***** Data supplied

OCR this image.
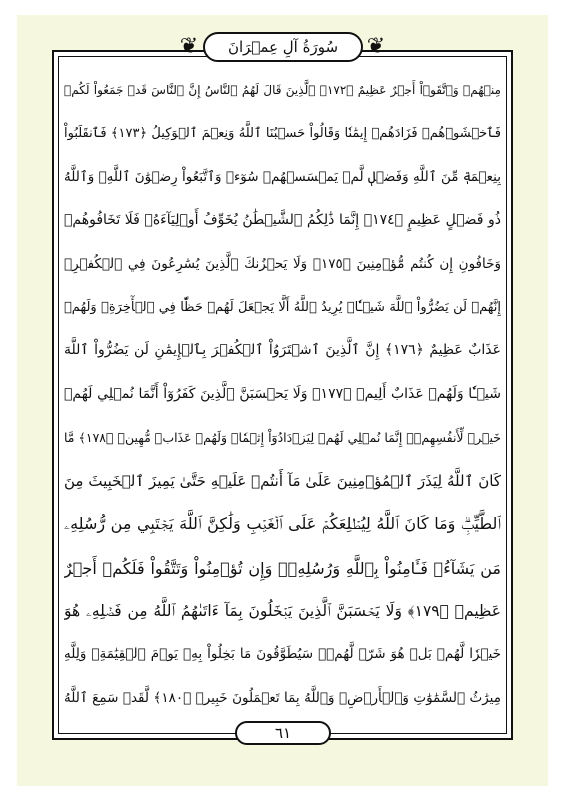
❦	سُورَةُ آلِ عِمۡرَانَ ❦
مِنۡهُمۡ وَٱتَّقَوۡاْ أَجۡرٌ عَظِيمٌ ﴿١٧٢﴾ ٱلَّذِينَ قَالَ لَهُمُ ٱلنَّاسُ إِنَّ ٱلنَّاسَ قَدۡ جَمَعُواْ لَكُمۡ
فَٱخۡشَوۡهُمۡ فَزَادَهُمۡ إِيمَٰنٗا وَقَالُواْ حَسۡبُنَا ٱللَّهُ وَنِعۡمَ ٱلۡوَكِيلُ ﴿١٧٣﴾ فَٱنقَلَبُواْ
بِنِعۡمَةٖ مِّنَ ٱللَّهِ وَفَضۡلٖ لَّمۡ يَمۡسَسۡهُمۡ سُوٓءٞ وَٱتَّبَعُواْ رِضۡوَٰنَ ٱللَّهِۗ وَٱللَّهُ
ذُو فَضۡلٍ عَظِيمٍ ﴿١٧٤﴾ إِنَّمَا ذَٰلِكُمُ ٱلشَّيۡطَٰنُ يُخَوِّفُ أَوۡلِيَآءَهُۥ فَلَا تَخَافُوهُمۡ
وَخَافُونِ إِن كُنتُم مُّؤۡمِنِينَ ﴿١٧٥﴾ وَلَا يَحۡزُنكَ ٱلَّذِينَ يُسَٰرِعُونَ فِي ٱلۡكُفۡرِۚ
إِنَّهُمۡ لَن يَضُرُّواْ ٱللَّهَ شَيۡـٔٗاۗ يُرِيدُ ٱللَّهُ أَلَّا يَجۡعَلَ لَهُمۡ حَظّٗا فِي ٱلۡأٓخِرَةِۖ وَلَهُمۡ
عَذَابٌ عَظِيمٌ ﴿١٧٦﴾ إِنَّ ٱلَّذِينَ ٱشۡتَرَوُاْ ٱلۡكُفۡرَ بِٱلۡإِيمَٰنِ لَن يَضُرُّواْ ٱللَّهَ
شَيۡـٔٗا وَلَهُمۡ عَذَابٌ أَلِيمٞ ﴿١٧٧﴾ وَلَا يَحۡسَبَنَّ ٱلَّذِينَ كَفَرُوٓاْ أَنَّمَا نُمۡلِي لَهُمۡ
خَيۡرٞ لِّأَنفُسِهِمۡۚ إِنَّمَا نُمۡلِي لَهُمۡ لِيَزۡدَادُوٓاْ إِثۡمٗاۖ وَلَهُمۡ عَذَابٞ مُّهِينٞ ﴿١٧٨﴾ مَّا
كَانَ ٱللَّهُ لِيَذَرَ ٱلۡمُؤۡمِنِينَ عَلَىٰ مَآ أَنتُمۡ عَلَيۡهِ حَتَّىٰ يَمِيزَ ٱلۡخَبِيثَ مِنَ
ٱلطَّيِّبِۗ وَمَا كَانَ ٱللَّهُ لِيُطۡلِعَكُمۡ عَلَى ٱلۡغَيۡبِ وَلَٰكِنَّ ٱللَّهَ يَجۡتَبِي مِن رُّسُلِهِۦ
مَن يَشَآءُۖ فَـَٔامِنُواْ بِٱللَّهِ وَرُسُلِهِۦۚ وَإِن تُؤۡمِنُواْ وَتَتَّقُواْ فَلَكُمۡ أَجۡرٌ
عَظِيمٞ ﴿١٧٩﴾ وَلَا يَحۡسَبَنَّ ٱلَّذِينَ يَبۡخَلُونَ بِمَآ ءَاتَىٰهُمُ ٱللَّهُ مِن فَضۡلِهِۦ هُوَ
خَيۡرٗا لَّهُمۖ بَلۡ هُوَ شَرّٞ لَّهُمۡۖ سَيُطَوَّقُونَ مَا بَخِلُواْ بِهِۦ يَوۡمَ ٱلۡقِيَٰمَةِۗ وَلِلَّهِ
مِيرَٰثُ ٱلسَّمَٰوَٰتِ وَٱلۡأَرۡضِۗ وَٱللَّهُ بِمَا تَعۡمَلُونَ خَبِيرٞ ﴿١٨٠﴾ لَّقَدۡ سَمِعَ ٱللَّهُ
٦١
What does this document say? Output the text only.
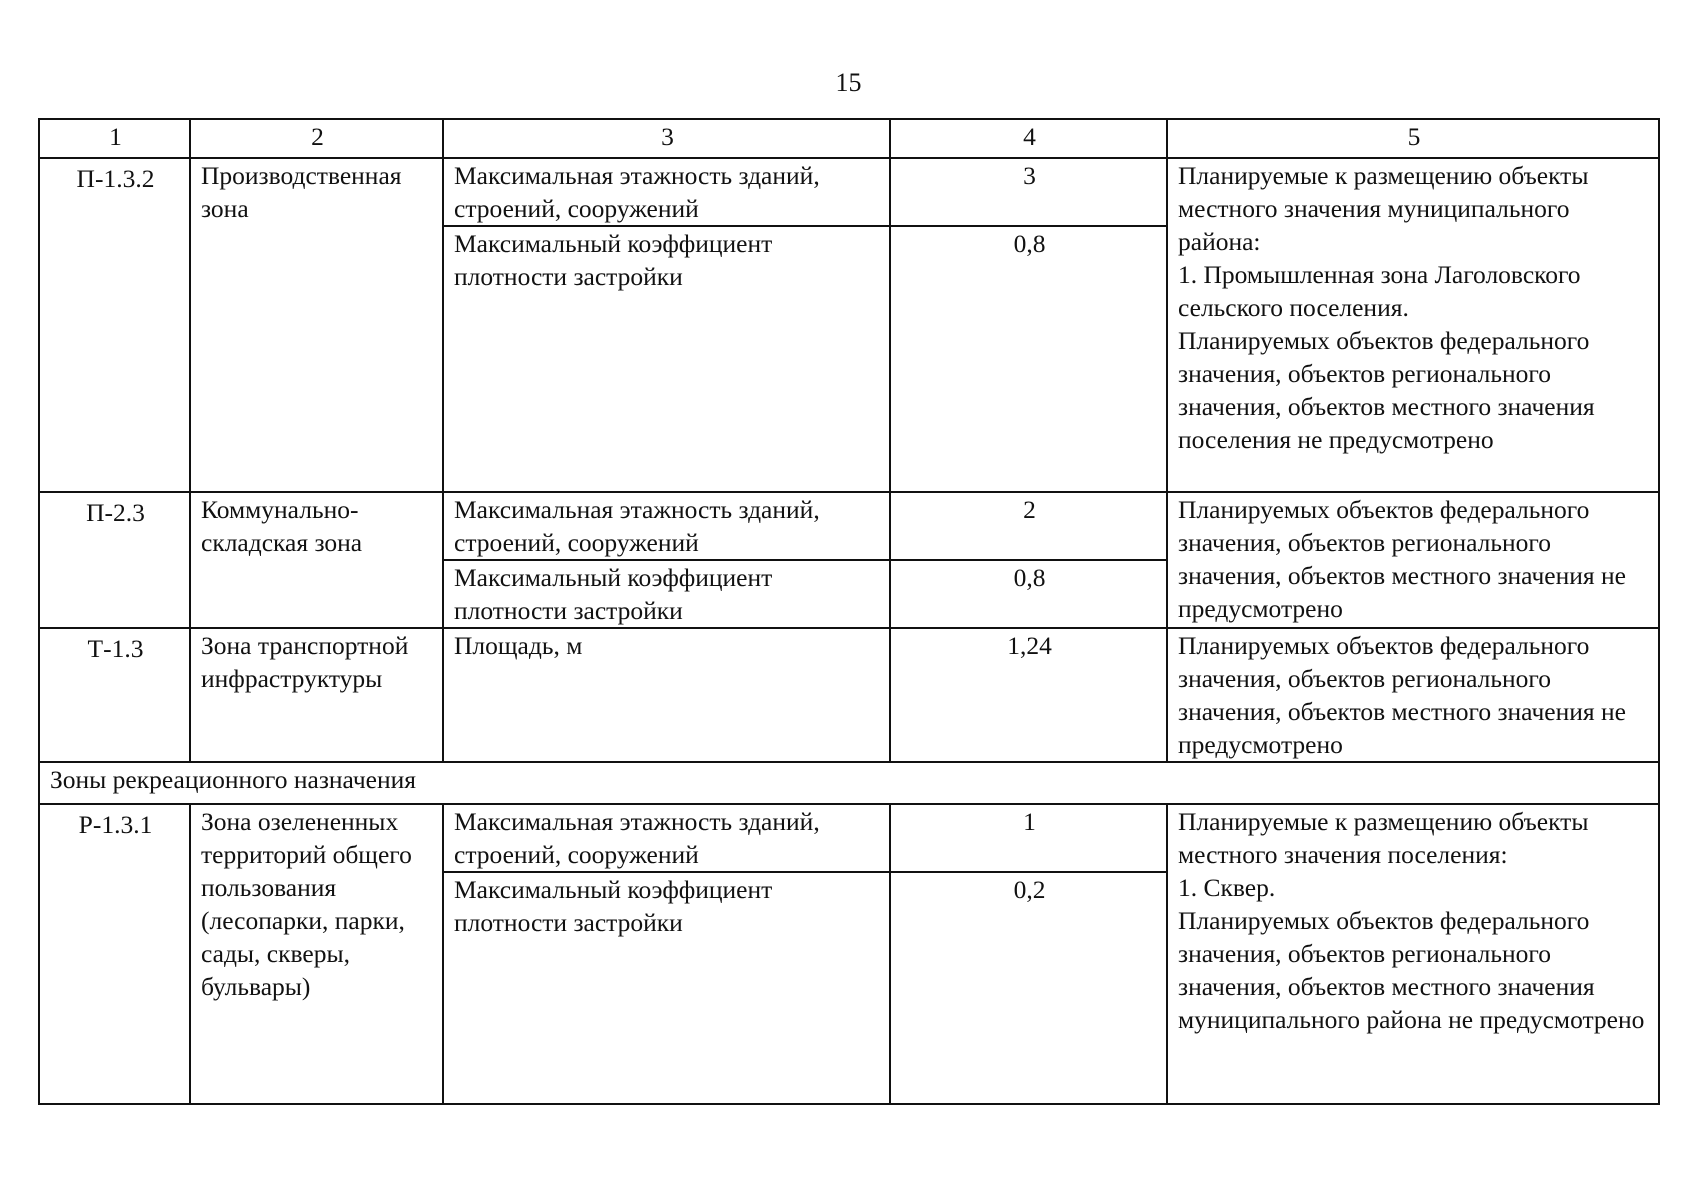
15
1	2	3	4	5
П-1.3.2	Производственная зона	Максимальная этажность зданий, строений, сооружений	3	Планируемые к размещению объекты местного значения муниципального района:
1. Промышленная зона Лаголовского сельского поселения.
Планируемых объектов федерального значения, объектов регионального значения, объектов местного значения поселения не предусмотрено

		Максимальный коэффициент плотности застройки	0,8	
П-2.3	Коммунально-складская зона	Максимальная этажность зданий, строений, сооружений	2	Планируемых объектов федерального значения, объектов регионального значения, объектов местного значения не предусмотрено

		Максимальный коэффициент плотности застройки	0,8	
Т-1.3	Зона транспортной инфраструктуры	Площадь, м	1,24	Планируемых объектов федерального значения, объектов регионального значения, объектов местного значения не предусмотрено

Зоны рекреационного назначения				
Р-1.3.1	Зона озелененных территорий общего пользования (лесопарки, парки, сады, скверы, бульвары)	Максимальная этажность зданий, строений, сооружений	1	Планируемые к размещению объекты местного значения поселения:
1. Сквер.
Планируемых объектов федерального значения, объектов регионального значения, объектов местного значения муниципального района не предусмотрено

		Максимальный коэффициент плотности застройки	0,2	
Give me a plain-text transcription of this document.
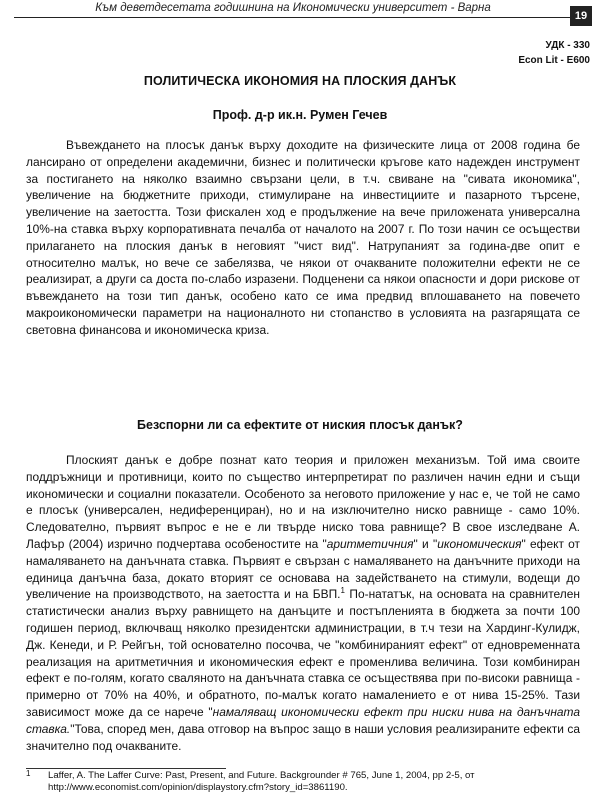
Към деветдесетата годишнина на Икономически университет - Варна
19
УДК - 330
Econ Lit - E600
ПОЛИТИЧЕСКА ИКОНОМИЯ НА ПЛОСКИЯ ДАНЪК
Проф. д-р ик.н. Румен Гечев

Въвеждането на плосък данък върху доходите на физическите лица от 2008 година бе лансирано от определени академични, бизнес и политически кръгове като надежден инструмент за постигането на няколко взаимно свързани цели, в т.ч. свиване на "сивата икономика", увеличение на бюджетните приходи, стимулиране на инвестициите и пазарното търсене, увеличение на заетостта. Този фискален ход е продължение на вече приложената универсална 10%-на ставка върху корпоративната печалба от началото на 2007 г. По този начин се осъществи прилагането на плоския данък в неговият "чист вид". Натрупаният за година-две опит е относително малък, но вече се забелязва, че някои от очакваните положителни ефекти не се реализират, а други са доста по-слабо изразени. Подценени са някои опасности и дори рискове от въвеждането на този тип данък, особено като се има предвид вплошаването на повечето макроикономически параметри на националното ни стопанство в условията на разгарящата се световна финансова и икономическа криза.

Безспорни ли са ефектите от ниския плосък данък?

Плоският данък е добре познат като теория и приложен механизъм. Той има своите поддръжници и противници, които по същество интерпретират по различен начин едни и същи икономически и социални показатели. Особеното за неговото приложение у нас е, че той не само е плосък (универсален, недиференциран), но и на изключително ниско равнище - само 10%. Следователно, първият въпрос е не е ли твърде ниско това равнище? В свое изследване А. Лафър (2004) изрично подчертава особеностите на "аритметичния" и "икономическия" ефект от намаляването на данъчната ставка. Първият е свързан с намаляването на данъчните приходи на единица данъчна база, докато вторият се основава на задействането на стимули, водещи до увеличение на производството, на заетостта и на БВП.$^1$ По-нататък, на основата на сравнителен статистически анализ върху равнището на данъците и постъпленията в бюджета за почти 100 годишен период, включващ няколко президентски администрации, в т.ч тези на Хардинг-Кулидж, Дж. Кенеди, и Р. Рейгън, той основателно посочва, че "комбинираният ефект" от едновременната реализация на аритметичния и икономическия ефект е променлива величина. Този комбиниран ефект е по-голям, когато сваляното на данъчната ставка се осъществява при по-високи равнища - примерно от 70% на 40%, и обратното, по-малък когато намалението е от нива 15-25%. Тази зависимост може да се нарече "намаляващ икономически ефект при ниски нива на данъчната ставка."Това, според мен, дава отговор на въпрос защо в наши условия реализираните ефекти са значително под очакваните.

1	Laffer, A. The Laffer Curve: Past, Present, and Future. Backgrounder # 765, June 1, 2004, pp 2-5, от http://www.economist.com/opinion/displaystory.cfm?story_id=3861190.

**********

Find and copy every line in the entries above where the string "document" occurs.

What does this document say? Output the text only.
Give me a plain-text transcription of this document.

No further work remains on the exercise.